== Deine Aufgabe ==
Schreibe die Zeilen des gesamten Materials neu und ersetze darin "Pixel Count" durch "Pixelanzahl". Alles andere bleibt unverändert, und die Bilder lässt du in der Antwort weg.

== Verwendetes Material ==

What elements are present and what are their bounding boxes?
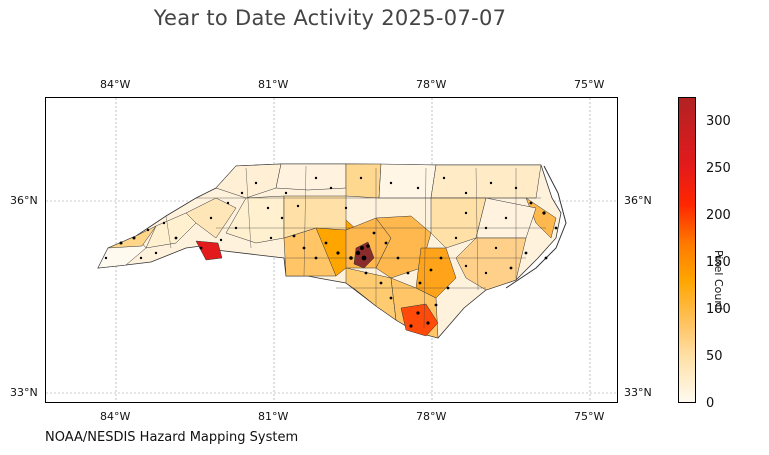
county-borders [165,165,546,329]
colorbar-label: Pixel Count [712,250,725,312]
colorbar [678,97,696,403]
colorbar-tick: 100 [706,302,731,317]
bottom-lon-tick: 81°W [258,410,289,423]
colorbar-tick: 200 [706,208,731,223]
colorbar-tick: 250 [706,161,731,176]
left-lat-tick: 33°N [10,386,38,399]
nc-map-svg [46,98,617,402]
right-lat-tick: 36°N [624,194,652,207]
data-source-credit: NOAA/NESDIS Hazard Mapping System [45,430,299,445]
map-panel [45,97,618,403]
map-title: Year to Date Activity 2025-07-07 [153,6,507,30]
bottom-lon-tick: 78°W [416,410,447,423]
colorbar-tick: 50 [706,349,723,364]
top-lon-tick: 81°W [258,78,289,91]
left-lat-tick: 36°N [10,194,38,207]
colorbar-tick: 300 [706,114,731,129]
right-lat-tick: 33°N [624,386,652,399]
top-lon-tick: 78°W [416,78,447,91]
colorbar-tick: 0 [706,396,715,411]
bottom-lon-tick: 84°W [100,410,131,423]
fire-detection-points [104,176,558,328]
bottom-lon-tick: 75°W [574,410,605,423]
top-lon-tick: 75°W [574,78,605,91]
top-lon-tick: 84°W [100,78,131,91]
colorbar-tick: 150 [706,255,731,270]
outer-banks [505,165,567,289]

== Antwort ==
What elements are present and what are their bounding boxes?
county-borders [165,165,546,329]
colorbar-label: Pixelanzahl [712,250,725,312]
colorbar [678,97,696,403]
colorbar-tick: 100 [706,302,731,317]
bottom-lon-tick: 81°W [258,410,289,423]
colorbar-tick: 200 [706,208,731,223]
colorbar-tick: 250 [706,161,731,176]
left-lat-tick: 33°N [10,386,38,399]
nc-map-svg [46,98,617,402]
right-lat-tick: 36°N [624,194,652,207]
data-source-credit: NOAA/NESDIS Hazard Mapping System [45,430,299,445]
map-panel [45,97,618,403]
map-title: Year to Date Activity 2025-07-07 [153,6,507,30]
bottom-lon-tick: 78°W [416,410,447,423]
colorbar-tick: 50 [706,349,723,364]
top-lon-tick: 81°W [258,78,289,91]
left-lat-tick: 36°N [10,194,38,207]
colorbar-tick: 300 [706,114,731,129]
right-lat-tick: 33°N [624,386,652,399]
top-lon-tick: 78°W [416,78,447,91]
colorbar-tick: 0 [706,396,715,411]
bottom-lon-tick: 84°W [100,410,131,423]
fire-detection-points [104,176,558,328]
bottom-lon-tick: 75°W [574,410,605,423]
top-lon-tick: 75°W [574,78,605,91]
top-lon-tick: 84°W [100,78,131,91]
colorbar-tick: 150 [706,255,731,270]
outer-banks [505,165,567,289]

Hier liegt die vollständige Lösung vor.